▶ What is expected:
Find every line in the records that holds the string "Potter". Copy each one.

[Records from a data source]

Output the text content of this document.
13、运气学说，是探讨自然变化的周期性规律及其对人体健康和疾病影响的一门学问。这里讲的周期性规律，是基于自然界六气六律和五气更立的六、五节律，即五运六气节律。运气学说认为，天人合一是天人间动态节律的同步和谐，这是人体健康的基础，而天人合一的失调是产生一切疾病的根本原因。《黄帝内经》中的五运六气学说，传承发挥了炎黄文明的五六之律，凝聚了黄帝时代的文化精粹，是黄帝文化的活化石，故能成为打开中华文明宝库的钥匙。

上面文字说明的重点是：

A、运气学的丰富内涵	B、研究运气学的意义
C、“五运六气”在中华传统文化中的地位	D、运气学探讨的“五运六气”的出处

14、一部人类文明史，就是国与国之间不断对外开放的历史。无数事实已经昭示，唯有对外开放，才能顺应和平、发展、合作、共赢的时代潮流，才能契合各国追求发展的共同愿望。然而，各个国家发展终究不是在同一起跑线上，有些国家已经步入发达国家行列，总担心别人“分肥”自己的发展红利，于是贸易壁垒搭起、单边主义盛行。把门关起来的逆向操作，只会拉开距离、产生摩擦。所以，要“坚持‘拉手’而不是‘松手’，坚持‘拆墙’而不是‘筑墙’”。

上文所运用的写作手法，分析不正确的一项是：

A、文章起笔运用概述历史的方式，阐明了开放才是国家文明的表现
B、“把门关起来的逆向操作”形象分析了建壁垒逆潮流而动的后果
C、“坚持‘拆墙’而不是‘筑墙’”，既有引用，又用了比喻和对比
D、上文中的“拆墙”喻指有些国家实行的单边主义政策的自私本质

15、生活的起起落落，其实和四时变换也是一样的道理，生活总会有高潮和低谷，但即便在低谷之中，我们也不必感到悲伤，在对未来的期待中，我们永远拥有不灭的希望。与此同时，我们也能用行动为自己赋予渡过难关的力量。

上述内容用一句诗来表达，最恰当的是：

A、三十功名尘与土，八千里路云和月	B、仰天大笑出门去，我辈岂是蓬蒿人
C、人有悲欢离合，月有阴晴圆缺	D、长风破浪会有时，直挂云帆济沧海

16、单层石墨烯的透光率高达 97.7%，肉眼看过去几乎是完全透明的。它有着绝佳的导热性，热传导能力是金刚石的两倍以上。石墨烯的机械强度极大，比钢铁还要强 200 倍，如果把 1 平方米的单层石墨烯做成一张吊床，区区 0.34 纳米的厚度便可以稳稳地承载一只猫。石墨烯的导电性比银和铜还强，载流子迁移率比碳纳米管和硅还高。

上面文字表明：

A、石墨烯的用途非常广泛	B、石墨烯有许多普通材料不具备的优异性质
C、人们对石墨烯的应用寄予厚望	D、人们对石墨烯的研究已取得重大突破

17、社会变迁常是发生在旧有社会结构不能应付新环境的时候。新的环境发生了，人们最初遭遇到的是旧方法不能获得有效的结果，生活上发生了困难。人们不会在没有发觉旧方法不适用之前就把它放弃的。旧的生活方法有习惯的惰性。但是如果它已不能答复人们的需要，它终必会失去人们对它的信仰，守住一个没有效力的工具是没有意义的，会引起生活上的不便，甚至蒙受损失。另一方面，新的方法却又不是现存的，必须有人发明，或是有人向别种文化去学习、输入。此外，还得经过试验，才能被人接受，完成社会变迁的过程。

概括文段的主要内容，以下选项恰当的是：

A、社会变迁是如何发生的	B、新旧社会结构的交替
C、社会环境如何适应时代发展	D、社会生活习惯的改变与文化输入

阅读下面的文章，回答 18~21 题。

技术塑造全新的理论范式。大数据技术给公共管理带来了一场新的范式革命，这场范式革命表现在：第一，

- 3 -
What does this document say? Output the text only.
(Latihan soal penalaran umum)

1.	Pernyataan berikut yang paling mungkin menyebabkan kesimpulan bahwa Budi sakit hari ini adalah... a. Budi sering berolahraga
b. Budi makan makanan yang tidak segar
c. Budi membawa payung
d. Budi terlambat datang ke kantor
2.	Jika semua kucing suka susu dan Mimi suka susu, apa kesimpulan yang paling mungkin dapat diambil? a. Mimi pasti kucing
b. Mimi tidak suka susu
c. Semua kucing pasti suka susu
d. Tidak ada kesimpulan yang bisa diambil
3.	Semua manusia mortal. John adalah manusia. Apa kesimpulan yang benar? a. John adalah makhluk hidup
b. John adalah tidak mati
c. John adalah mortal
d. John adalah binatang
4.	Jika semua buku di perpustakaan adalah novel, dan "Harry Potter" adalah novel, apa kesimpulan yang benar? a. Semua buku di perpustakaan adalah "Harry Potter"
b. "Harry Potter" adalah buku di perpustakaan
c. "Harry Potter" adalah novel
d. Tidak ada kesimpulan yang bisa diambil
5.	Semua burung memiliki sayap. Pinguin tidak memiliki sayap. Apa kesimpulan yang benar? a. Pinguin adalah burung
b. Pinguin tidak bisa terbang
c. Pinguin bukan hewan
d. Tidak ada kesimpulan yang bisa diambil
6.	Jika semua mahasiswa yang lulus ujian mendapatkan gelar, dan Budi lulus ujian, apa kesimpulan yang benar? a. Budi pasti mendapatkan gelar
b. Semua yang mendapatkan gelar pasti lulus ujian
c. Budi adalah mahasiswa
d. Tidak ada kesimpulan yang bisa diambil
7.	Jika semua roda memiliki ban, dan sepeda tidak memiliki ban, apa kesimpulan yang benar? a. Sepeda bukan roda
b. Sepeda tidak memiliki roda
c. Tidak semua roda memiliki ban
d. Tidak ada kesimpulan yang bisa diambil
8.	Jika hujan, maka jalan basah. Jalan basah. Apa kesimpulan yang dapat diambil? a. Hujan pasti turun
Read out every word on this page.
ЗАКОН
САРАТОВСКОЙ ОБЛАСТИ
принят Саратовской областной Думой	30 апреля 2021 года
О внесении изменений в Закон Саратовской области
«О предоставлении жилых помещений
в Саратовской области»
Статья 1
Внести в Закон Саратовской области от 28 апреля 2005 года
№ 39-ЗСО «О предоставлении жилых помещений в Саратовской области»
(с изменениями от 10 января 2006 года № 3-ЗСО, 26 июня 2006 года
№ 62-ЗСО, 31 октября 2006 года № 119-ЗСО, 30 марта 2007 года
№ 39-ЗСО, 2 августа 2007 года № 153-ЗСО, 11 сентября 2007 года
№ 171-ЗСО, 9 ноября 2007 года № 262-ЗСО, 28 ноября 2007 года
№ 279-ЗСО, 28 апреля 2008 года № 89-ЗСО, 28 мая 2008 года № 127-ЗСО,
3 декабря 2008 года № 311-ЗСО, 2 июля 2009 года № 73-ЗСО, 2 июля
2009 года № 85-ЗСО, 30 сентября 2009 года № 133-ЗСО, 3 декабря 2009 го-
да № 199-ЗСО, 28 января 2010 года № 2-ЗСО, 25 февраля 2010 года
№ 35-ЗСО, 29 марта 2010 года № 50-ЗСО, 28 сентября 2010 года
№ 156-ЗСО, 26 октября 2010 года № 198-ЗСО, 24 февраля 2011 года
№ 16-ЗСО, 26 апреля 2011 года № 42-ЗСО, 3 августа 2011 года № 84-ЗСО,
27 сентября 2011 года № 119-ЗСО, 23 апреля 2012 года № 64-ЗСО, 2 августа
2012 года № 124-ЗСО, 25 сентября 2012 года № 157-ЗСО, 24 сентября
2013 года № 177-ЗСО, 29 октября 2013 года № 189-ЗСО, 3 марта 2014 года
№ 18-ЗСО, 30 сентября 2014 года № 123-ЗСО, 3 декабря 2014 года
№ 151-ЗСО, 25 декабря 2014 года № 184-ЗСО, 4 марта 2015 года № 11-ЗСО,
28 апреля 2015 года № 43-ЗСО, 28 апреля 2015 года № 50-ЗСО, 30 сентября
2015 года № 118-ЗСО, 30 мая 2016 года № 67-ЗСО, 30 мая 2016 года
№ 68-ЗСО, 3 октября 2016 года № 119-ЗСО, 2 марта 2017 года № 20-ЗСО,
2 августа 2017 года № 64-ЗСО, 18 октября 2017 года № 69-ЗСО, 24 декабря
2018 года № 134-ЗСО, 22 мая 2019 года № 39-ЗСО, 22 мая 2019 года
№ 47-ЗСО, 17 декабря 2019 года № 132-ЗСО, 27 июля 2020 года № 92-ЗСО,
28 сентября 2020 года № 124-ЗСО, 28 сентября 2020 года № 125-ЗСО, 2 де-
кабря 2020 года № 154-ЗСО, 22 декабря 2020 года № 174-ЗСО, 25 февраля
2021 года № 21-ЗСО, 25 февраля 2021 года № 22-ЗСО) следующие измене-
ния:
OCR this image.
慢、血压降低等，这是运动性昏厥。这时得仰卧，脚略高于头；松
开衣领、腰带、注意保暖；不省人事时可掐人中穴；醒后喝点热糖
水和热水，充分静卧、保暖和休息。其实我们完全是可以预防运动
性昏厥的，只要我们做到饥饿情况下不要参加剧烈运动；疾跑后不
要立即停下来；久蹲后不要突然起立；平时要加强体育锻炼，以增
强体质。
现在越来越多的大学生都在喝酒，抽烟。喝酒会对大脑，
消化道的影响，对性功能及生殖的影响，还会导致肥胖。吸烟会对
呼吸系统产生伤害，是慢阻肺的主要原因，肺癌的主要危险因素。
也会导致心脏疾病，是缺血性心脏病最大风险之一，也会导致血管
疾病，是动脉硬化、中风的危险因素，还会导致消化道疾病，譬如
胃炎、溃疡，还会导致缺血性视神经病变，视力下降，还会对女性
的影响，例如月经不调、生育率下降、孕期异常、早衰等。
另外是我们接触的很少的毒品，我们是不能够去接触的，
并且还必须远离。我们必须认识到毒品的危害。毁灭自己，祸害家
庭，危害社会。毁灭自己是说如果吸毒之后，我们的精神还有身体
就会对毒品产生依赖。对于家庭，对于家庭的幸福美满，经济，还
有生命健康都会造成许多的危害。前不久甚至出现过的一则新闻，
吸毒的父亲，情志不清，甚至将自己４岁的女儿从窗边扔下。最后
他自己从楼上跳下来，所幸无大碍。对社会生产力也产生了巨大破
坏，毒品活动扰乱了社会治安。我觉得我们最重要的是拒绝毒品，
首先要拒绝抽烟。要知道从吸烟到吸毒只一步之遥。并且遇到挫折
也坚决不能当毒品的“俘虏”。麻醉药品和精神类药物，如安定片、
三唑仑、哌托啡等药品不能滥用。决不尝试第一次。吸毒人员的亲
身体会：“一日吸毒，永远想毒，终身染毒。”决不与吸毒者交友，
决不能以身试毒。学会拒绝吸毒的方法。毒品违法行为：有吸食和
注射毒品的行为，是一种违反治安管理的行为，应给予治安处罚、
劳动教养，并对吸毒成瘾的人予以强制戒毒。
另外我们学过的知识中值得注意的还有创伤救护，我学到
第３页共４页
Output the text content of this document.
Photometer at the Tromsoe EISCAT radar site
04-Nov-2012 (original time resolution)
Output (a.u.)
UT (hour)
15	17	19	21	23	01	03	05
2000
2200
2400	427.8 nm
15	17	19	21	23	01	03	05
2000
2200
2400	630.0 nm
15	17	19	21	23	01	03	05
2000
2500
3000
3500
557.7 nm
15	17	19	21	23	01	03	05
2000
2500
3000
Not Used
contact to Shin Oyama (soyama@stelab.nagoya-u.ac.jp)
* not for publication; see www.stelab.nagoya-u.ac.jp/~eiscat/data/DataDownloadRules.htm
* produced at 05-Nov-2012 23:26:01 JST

▶ Final result:
4.	Jika semua buku di perpustakaan adalah novel, dan "Harry Potter" adalah novel, apa kesimpulan yang benar? a. Semua buku di perpustakaan adalah "Harry Potter"
b. "Harry Potter" adalah buku di perpustakaan
c. "Harry Potter" adalah novel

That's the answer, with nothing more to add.